» **Task statement**
Work out how many lines of the listing hold the string "this". Answer with that number alone.
--------------------
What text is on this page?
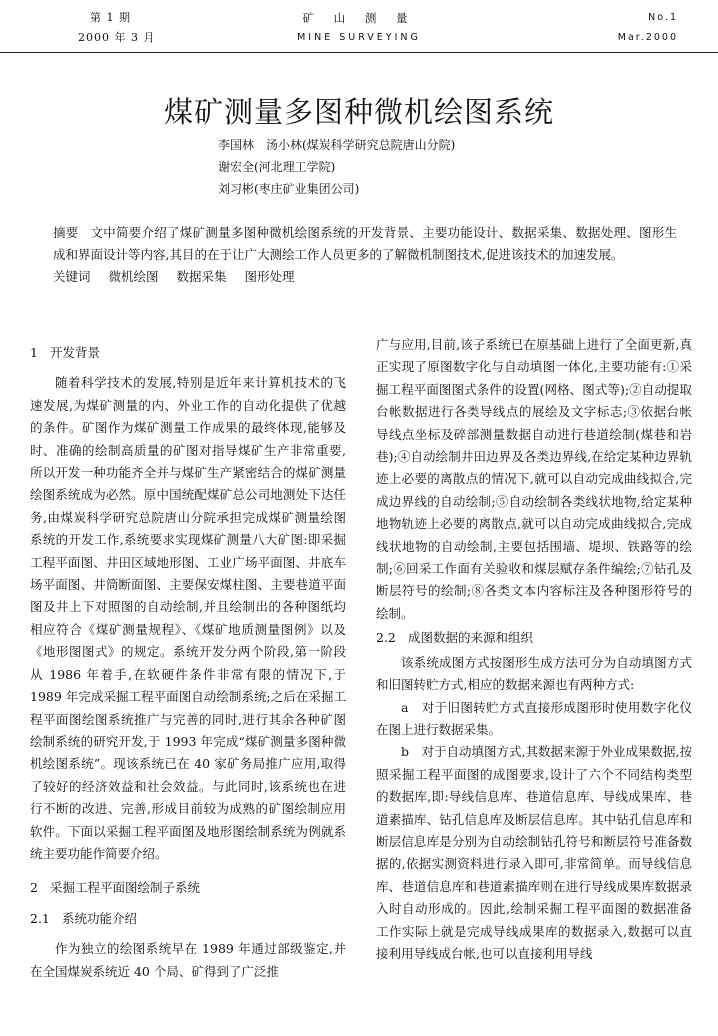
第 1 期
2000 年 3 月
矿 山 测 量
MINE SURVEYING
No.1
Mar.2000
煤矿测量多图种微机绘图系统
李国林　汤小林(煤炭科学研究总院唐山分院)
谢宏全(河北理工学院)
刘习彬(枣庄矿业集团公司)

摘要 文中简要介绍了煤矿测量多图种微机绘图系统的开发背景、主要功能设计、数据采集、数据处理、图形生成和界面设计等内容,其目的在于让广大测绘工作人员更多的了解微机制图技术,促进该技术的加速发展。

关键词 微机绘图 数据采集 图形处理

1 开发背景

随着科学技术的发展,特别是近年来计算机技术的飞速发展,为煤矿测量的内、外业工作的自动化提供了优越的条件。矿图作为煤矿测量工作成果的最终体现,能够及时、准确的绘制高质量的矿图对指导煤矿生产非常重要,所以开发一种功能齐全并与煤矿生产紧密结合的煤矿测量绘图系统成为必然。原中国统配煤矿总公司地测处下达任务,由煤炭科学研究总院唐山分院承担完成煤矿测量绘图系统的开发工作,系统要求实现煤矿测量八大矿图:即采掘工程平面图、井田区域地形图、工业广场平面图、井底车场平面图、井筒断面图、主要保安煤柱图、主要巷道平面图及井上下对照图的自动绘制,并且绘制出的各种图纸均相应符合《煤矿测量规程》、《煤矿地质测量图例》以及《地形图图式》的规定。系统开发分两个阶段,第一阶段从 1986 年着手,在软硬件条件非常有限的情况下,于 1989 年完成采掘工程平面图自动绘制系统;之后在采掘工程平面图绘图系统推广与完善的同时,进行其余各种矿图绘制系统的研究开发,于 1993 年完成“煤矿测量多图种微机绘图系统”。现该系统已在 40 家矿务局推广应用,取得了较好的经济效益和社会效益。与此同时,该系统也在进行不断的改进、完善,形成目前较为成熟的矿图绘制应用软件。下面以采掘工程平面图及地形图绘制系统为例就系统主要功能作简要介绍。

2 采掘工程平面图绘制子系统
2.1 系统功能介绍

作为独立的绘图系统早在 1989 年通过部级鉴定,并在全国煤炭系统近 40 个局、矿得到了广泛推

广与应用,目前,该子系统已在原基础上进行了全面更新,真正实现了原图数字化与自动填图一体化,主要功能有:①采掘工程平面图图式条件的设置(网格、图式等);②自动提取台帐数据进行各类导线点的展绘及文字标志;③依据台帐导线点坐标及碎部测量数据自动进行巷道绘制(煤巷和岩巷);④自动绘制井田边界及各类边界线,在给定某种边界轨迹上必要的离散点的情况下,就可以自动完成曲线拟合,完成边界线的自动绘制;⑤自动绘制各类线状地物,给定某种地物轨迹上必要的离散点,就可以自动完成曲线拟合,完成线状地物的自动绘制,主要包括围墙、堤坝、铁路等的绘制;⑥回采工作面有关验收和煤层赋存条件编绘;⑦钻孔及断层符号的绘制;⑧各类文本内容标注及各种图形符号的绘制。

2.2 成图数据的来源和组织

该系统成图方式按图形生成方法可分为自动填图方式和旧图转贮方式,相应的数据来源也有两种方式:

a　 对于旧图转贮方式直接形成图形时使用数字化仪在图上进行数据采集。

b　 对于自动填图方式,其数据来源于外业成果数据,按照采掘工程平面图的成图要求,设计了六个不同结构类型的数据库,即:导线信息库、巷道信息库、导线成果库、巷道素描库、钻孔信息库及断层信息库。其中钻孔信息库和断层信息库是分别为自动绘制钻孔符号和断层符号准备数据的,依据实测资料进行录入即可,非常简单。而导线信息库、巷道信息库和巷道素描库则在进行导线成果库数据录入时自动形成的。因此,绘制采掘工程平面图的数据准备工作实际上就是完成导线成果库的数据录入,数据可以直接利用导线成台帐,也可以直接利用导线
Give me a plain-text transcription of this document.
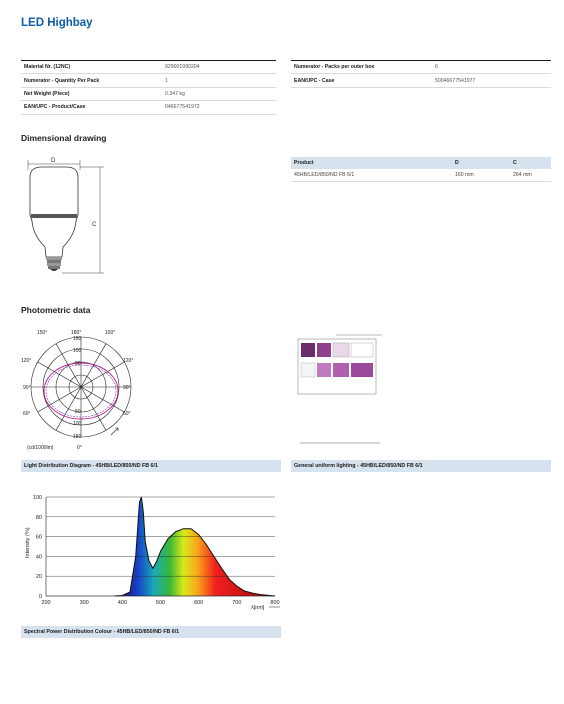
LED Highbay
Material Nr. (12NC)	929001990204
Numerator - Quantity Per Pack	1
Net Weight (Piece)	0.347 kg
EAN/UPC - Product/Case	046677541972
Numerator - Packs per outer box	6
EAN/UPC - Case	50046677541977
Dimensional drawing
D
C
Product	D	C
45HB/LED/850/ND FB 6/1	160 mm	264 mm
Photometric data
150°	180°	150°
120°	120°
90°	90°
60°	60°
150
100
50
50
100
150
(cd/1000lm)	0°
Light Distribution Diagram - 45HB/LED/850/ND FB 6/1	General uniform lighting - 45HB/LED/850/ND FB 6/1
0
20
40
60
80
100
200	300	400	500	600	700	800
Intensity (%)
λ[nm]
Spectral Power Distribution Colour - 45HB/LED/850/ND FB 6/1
--------------------
» **Reply**
2